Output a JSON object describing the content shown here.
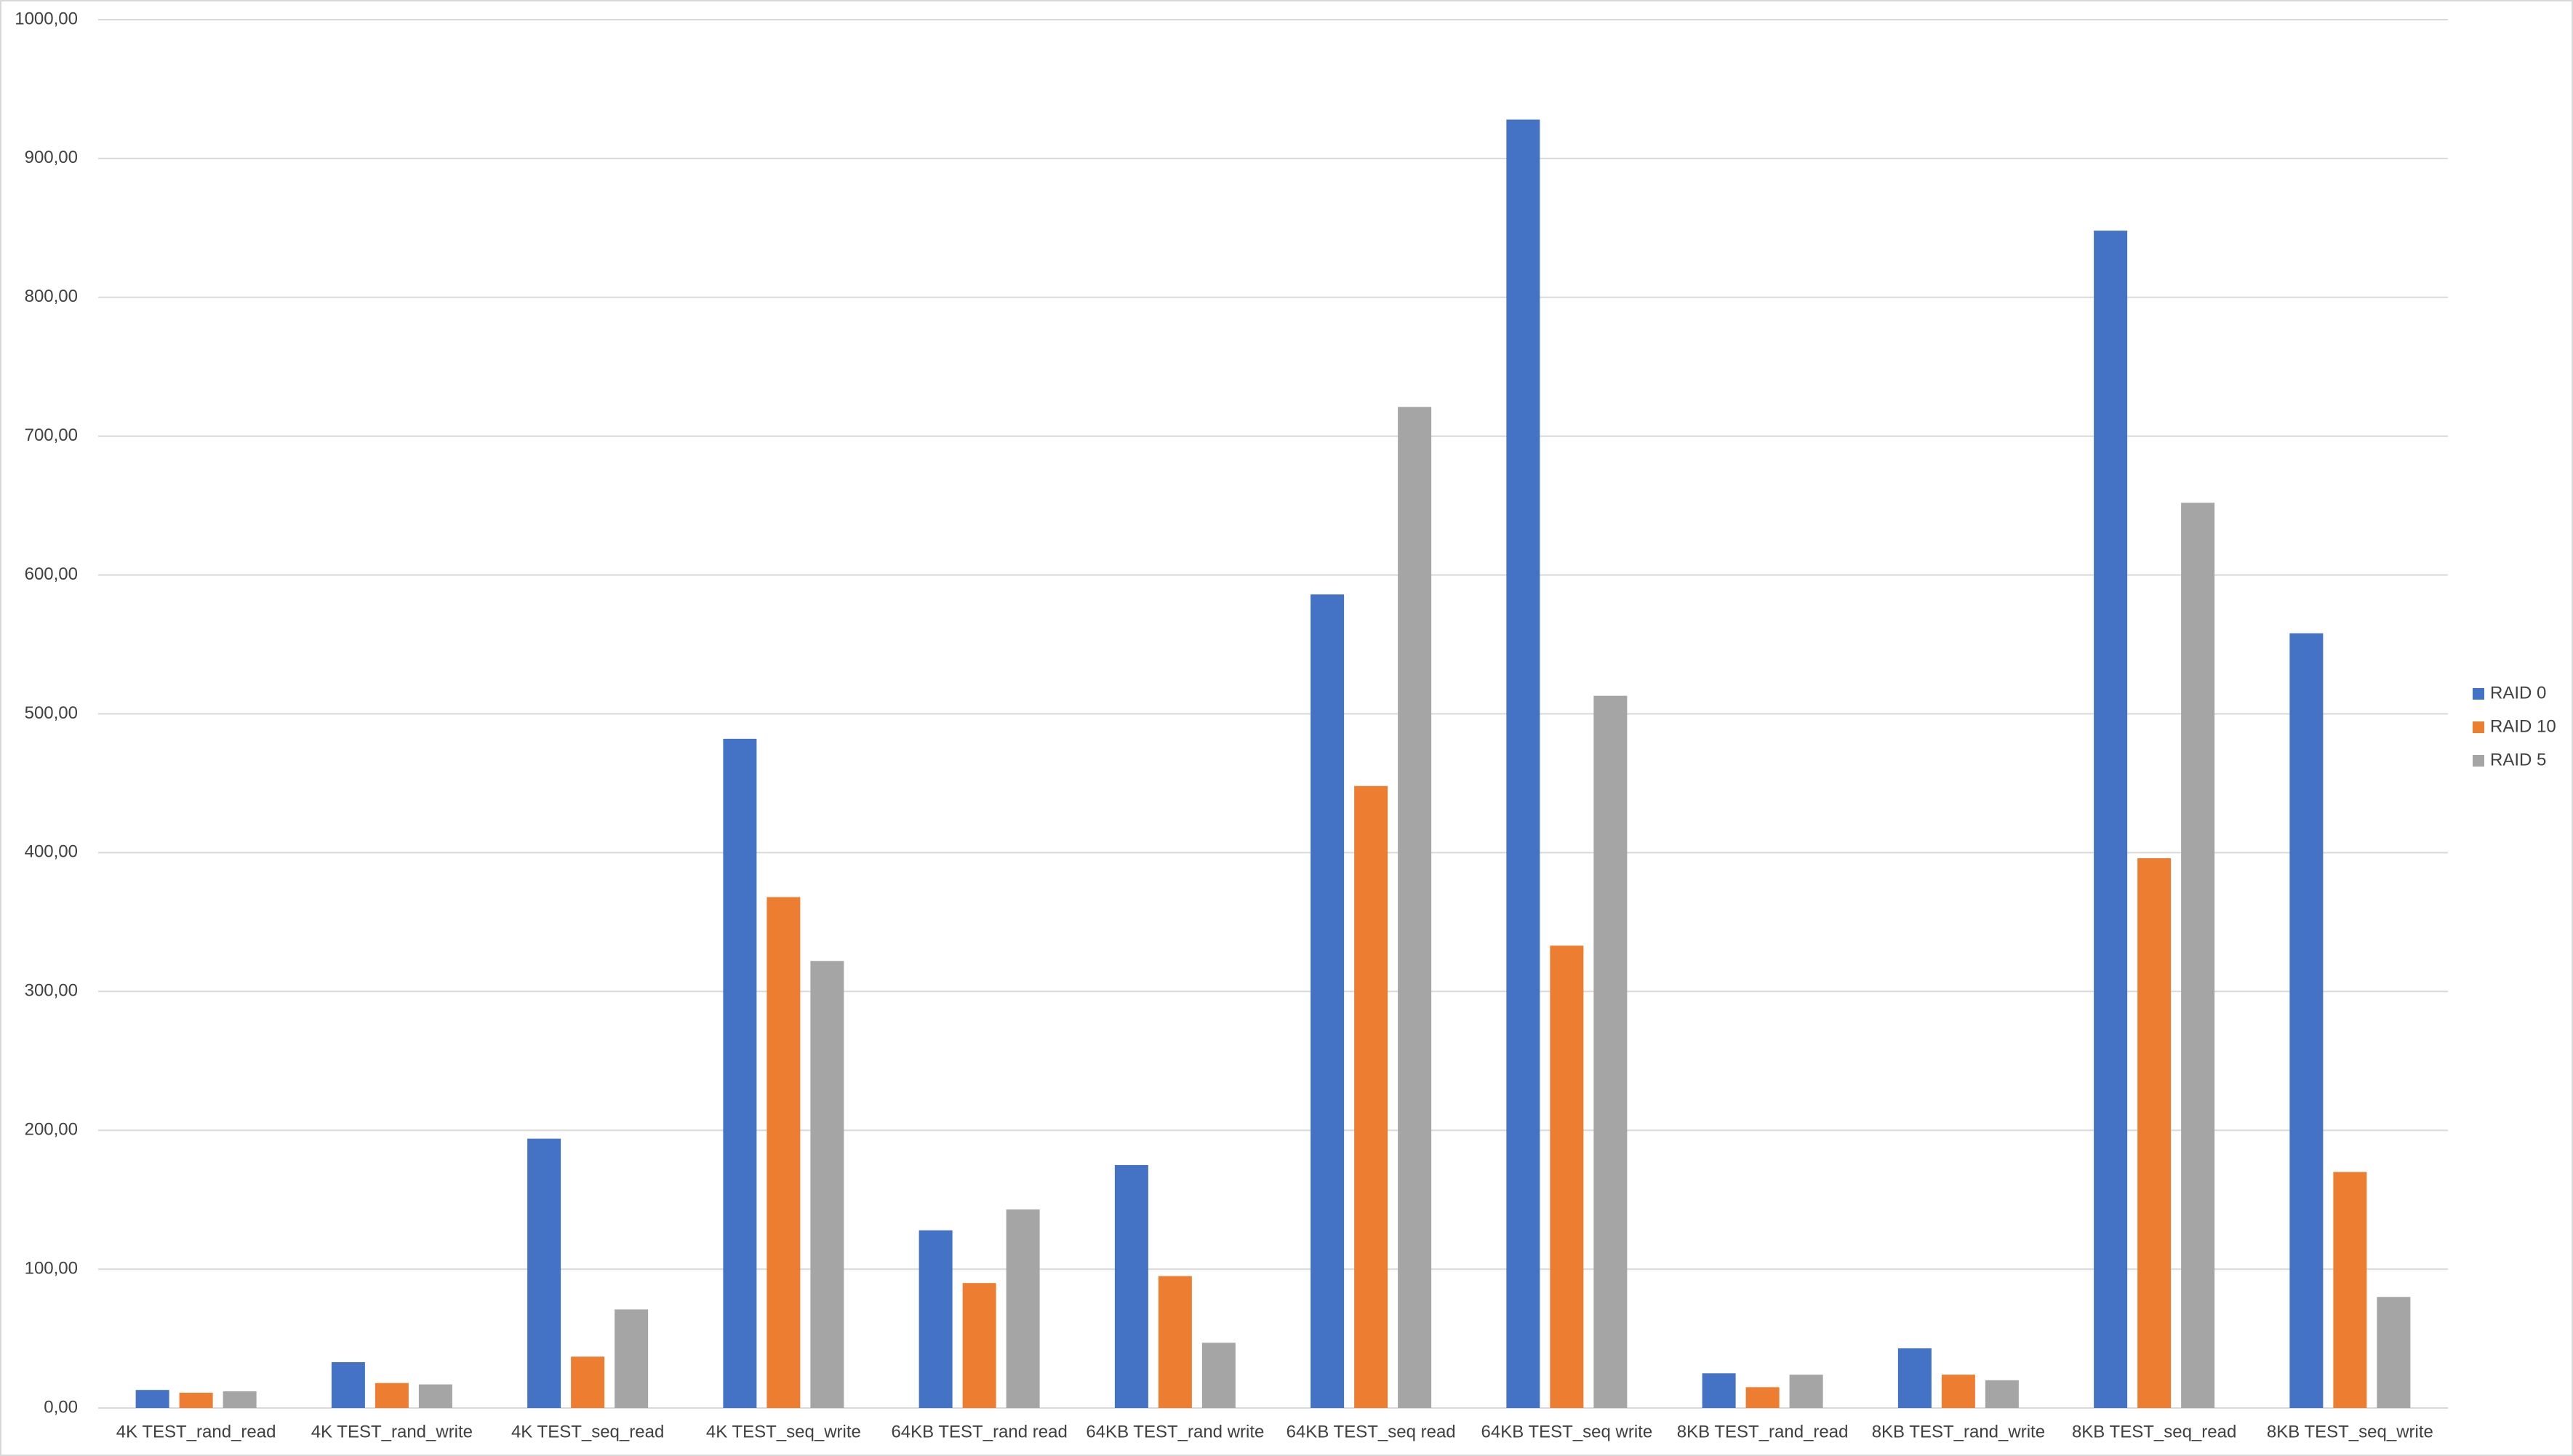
{
  "chart_data": {
    "type": "bar",
    "categories": [
      "4K TEST_rand_read",
      "4K TEST_rand_write",
      "4K TEST_seq_read",
      "4K TEST_seq_write",
      "64KB TEST_rand read",
      "64KB TEST_rand write",
      "64KB TEST_seq read",
      "64KB TEST_seq write",
      "8KB TEST_rand_read",
      "8KB TEST_rand_write",
      "8KB TEST_seq_read",
      "8KB TEST_seq_write"
    ],
    "series": [
      {
        "name": "RAID 0",
        "color": "#4472c4",
        "values": [
          13,
          33,
          194,
          482,
          128,
          175,
          586,
          928,
          25,
          43,
          848,
          558
        ]
      },
      {
        "name": "RAID 10",
        "color": "#ed7d31",
        "values": [
          11,
          18,
          37,
          368,
          90,
          95,
          448,
          333,
          15,
          24,
          396,
          170
        ]
      },
      {
        "name": "RAID 5",
        "color": "#a5a5a5",
        "values": [
          12,
          17,
          71,
          322,
          143,
          47,
          721,
          513,
          24,
          20,
          652,
          80
        ]
      }
    ],
    "ylim": [
      0,
      1000
    ],
    "yticks": [
      {
        "value": 0,
        "label": "0,00"
      },
      {
        "value": 100,
        "label": "100,00"
      },
      {
        "value": 200,
        "label": "200,00"
      },
      {
        "value": 300,
        "label": "300,00"
      },
      {
        "value": 400,
        "label": "400,00"
      },
      {
        "value": 500,
        "label": "500,00"
      },
      {
        "value": 600,
        "label": "600,00"
      },
      {
        "value": 700,
        "label": "700,00"
      },
      {
        "value": 800,
        "label": "800,00"
      },
      {
        "value": 900,
        "label": "900,00"
      },
      {
        "value": 1000,
        "label": "1000,00"
      }
    ],
    "grid": true,
    "legend": "right"
  }
}
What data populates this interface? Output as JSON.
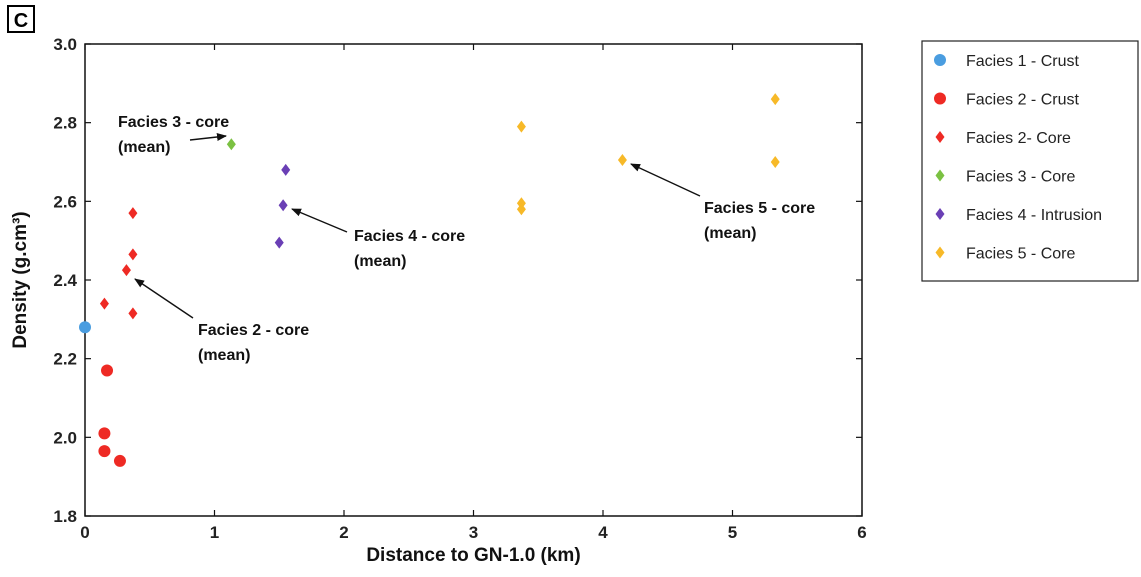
{
  "panel_label": "C",
  "chart_data": {
    "type": "scatter",
    "title": "",
    "xlabel": "Distance to GN-1.0 (km)",
    "ylabel": "Density (g.cm³)",
    "xlim": [
      0,
      6
    ],
    "ylim": [
      1.8,
      3.0
    ],
    "xticks": [
      0,
      1,
      2,
      3,
      4,
      5,
      6
    ],
    "yticks": [
      1.8,
      2.0,
      2.2,
      2.4,
      2.6,
      2.8,
      3.0
    ],
    "xtick_labels": [
      "0",
      "1",
      "2",
      "3",
      "4",
      "5",
      "6"
    ],
    "ytick_labels": [
      "1.8",
      "2.0",
      "2.2",
      "2.4",
      "2.6",
      "2.8",
      "3.0"
    ],
    "grid": false,
    "legend_position": "right",
    "series": [
      {
        "name": "Facies 1 - Crust",
        "marker": "circle",
        "color": "#4a9de0",
        "points": [
          {
            "x": 0.0,
            "y": 2.28
          }
        ]
      },
      {
        "name": "Facies 2 - Crust",
        "marker": "circle",
        "color": "#ee2a24",
        "points": [
          {
            "x": 0.17,
            "y": 2.17
          },
          {
            "x": 0.15,
            "y": 2.01
          },
          {
            "x": 0.15,
            "y": 1.965
          },
          {
            "x": 0.27,
            "y": 1.94
          }
        ]
      },
      {
        "name": "Facies 2- Core",
        "marker": "diamond",
        "color": "#ee2a24",
        "points": [
          {
            "x": 0.37,
            "y": 2.57
          },
          {
            "x": 0.37,
            "y": 2.465
          },
          {
            "x": 0.32,
            "y": 2.425
          },
          {
            "x": 0.15,
            "y": 2.34
          },
          {
            "x": 0.37,
            "y": 2.315
          }
        ]
      },
      {
        "name": "Facies 3 - Core",
        "marker": "diamond",
        "color": "#7bc142",
        "points": [
          {
            "x": 1.13,
            "y": 2.745
          }
        ]
      },
      {
        "name": "Facies 4 - Intrusion",
        "marker": "diamond",
        "color": "#6a3fb5",
        "points": [
          {
            "x": 1.55,
            "y": 2.68
          },
          {
            "x": 1.53,
            "y": 2.59
          },
          {
            "x": 1.5,
            "y": 2.495
          }
        ]
      },
      {
        "name": "Facies 5 - Core",
        "marker": "diamond",
        "color": "#f7b928",
        "points": [
          {
            "x": 3.37,
            "y": 2.79
          },
          {
            "x": 3.37,
            "y": 2.595
          },
          {
            "x": 3.37,
            "y": 2.58
          },
          {
            "x": 4.15,
            "y": 2.705
          },
          {
            "x": 5.33,
            "y": 2.86
          },
          {
            "x": 5.33,
            "y": 2.7
          }
        ]
      }
    ],
    "annotations": [
      {
        "lines": [
          "Facies 3 - core",
          "(mean)"
        ],
        "target": {
          "x": 1.13,
          "y": 2.745
        }
      },
      {
        "lines": [
          "Facies 4 - core",
          "(mean)"
        ],
        "target": {
          "x": 1.53,
          "y": 2.59
        }
      },
      {
        "lines": [
          "Facies 2 - core",
          "(mean)"
        ],
        "target": {
          "x": 0.32,
          "y": 2.425
        }
      },
      {
        "lines": [
          "Facies 5 - core",
          "(mean)"
        ],
        "target": {
          "x": 4.15,
          "y": 2.705
        }
      }
    ]
  }
}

Problem statement —
Take the listing above and restate it word for word, without its pictures.

Finished task —
Output a JSON object describing the content shown here.
{
  "chart_data": {
    "type": "bar",
    "categories": [
      "4K TEST_rand_read",
      "4K TEST_rand_write",
      "4K TEST_seq_read",
      "4K TEST_seq_write",
      "64KB TEST_rand read",
      "64KB TEST_rand write",
      "64KB TEST_seq read",
      "64KB TEST_seq write",
      "8KB TEST_rand_read",
      "8KB TEST_rand_write",
      "8KB TEST_seq_read",
      "8KB TEST_seq_write"
    ],
    "series": [
      {
        "name": "RAID 0",
        "color": "#4472c4",
        "values": [
          13,
          33,
          194,
          482,
          128,
          175,
          586,
          928,
          25,
          43,
          848,
          558
        ]
      },
      {
        "name": "RAID 10",
        "color": "#ed7d31",
        "values": [
          11,
          18,
          37,
          368,
          90,
          95,
          448,
          333,
          15,
          24,
          396,
          170
        ]
      },
      {
        "name": "RAID 5",
        "color": "#a5a5a5",
        "values": [
          12,
          17,
          71,
          322,
          143,
          47,
          721,
          513,
          24,
          20,
          652,
          80
        ]
      }
    ],
    "ylim": [
      0,
      1000
    ],
    "yticks": [
      {
        "value": 0,
        "label": "0,00"
      },
      {
        "value": 100,
        "label": "100,00"
      },
      {
        "value": 200,
        "label": "200,00"
      },
      {
        "value": 300,
        "label": "300,00"
      },
      {
        "value": 400,
        "label": "400,00"
      },
      {
        "value": 500,
        "label": "500,00"
      },
      {
        "value": 600,
        "label": "600,00"
      },
      {
        "value": 700,
        "label": "700,00"
      },
      {
        "value": 800,
        "label": "800,00"
      },
      {
        "value": 900,
        "label": "900,00"
      },
      {
        "value": 1000,
        "label": "1000,00"
      }
    ],
    "grid": true,
    "legend": "right"
  }
}
What data populates this interface? Output as JSON.
{
  "panel_label": "C",
  "chart_data": {
    "type": "scatter",
    "title": "",
    "xlabel": "Distance to GN-1.0 (km)",
    "ylabel": "Density (g.cm³)",
    "xlim": [
      0,
      6
    ],
    "ylim": [
      1.8,
      3.0
    ],
    "xticks": [
      0,
      1,
      2,
      3,
      4,
      5,
      6
    ],
    "yticks": [
      1.8,
      2.0,
      2.2,
      2.4,
      2.6,
      2.8,
      3.0
    ],
    "xtick_labels": [
      "0",
      "1",
      "2",
      "3",
      "4",
      "5",
      "6"
    ],
    "ytick_labels": [
      "1.8",
      "2.0",
      "2.2",
      "2.4",
      "2.6",
      "2.8",
      "3.0"
    ],
    "grid": false,
    "legend_position": "right",
    "series": [
      {
        "name": "Facies 1 - Crust",
        "marker": "circle",
        "color": "#4a9de0",
        "points": [
          {
            "x": 0.0,
            "y": 2.28
          }
        ]
      },
      {
        "name": "Facies 2 - Crust",
        "marker": "circle",
        "color": "#ee2a24",
        "points": [
          {
            "x": 0.17,
            "y": 2.17
          },
          {
            "x": 0.15,
            "y": 2.01
          },
          {
            "x": 0.15,
            "y": 1.965
          },
          {
            "x": 0.27,
            "y": 1.94
          }
        ]
      },
      {
        "name": "Facies 2- Core",
        "marker": "diamond",
        "color": "#ee2a24",
        "points": [
          {
            "x": 0.37,
            "y": 2.57
          },
          {
            "x": 0.37,
            "y": 2.465
          },
          {
            "x": 0.32,
            "y": 2.425
          },
          {
            "x": 0.15,
            "y": 2.34
          },
          {
            "x": 0.37,
            "y": 2.315
          }
        ]
      },
      {
        "name": "Facies 3 - Core",
        "marker": "diamond",
        "color": "#7bc142",
        "points": [
          {
            "x": 1.13,
            "y": 2.745
          }
        ]
      },
      {
        "name": "Facies 4 - Intrusion",
        "marker": "diamond",
        "color": "#6a3fb5",
        "points": [
          {
            "x": 1.55,
            "y": 2.68
          },
          {
            "x": 1.53,
            "y": 2.59
          },
          {
            "x": 1.5,
            "y": 2.495
          }
        ]
      },
      {
        "name": "Facies 5 - Core",
        "marker": "diamond",
        "color": "#f7b928",
        "points": [
          {
            "x": 3.37,
            "y": 2.79
          },
          {
            "x": 3.37,
            "y": 2.595
          },
          {
            "x": 3.37,
            "y": 2.58
          },
          {
            "x": 4.15,
            "y": 2.705
          },
          {
            "x": 5.33,
            "y": 2.86
          },
          {
            "x": 5.33,
            "y": 2.7
          }
        ]
      }
    ],
    "annotations": [
      {
        "lines": [
          "Facies 3 - core",
          "(mean)"
        ],
        "target": {
          "x": 1.13,
          "y": 2.745
        }
      },
      {
        "lines": [
          "Facies 4 - core",
          "(mean)"
        ],
        "target": {
          "x": 1.53,
          "y": 2.59
        }
      },
      {
        "lines": [
          "Facies 2 - core",
          "(mean)"
        ],
        "target": {
          "x": 0.32,
          "y": 2.425
        }
      },
      {
        "lines": [
          "Facies 5 - core",
          "(mean)"
        ],
        "target": {
          "x": 4.15,
          "y": 2.705
        }
      }
    ]
  }
}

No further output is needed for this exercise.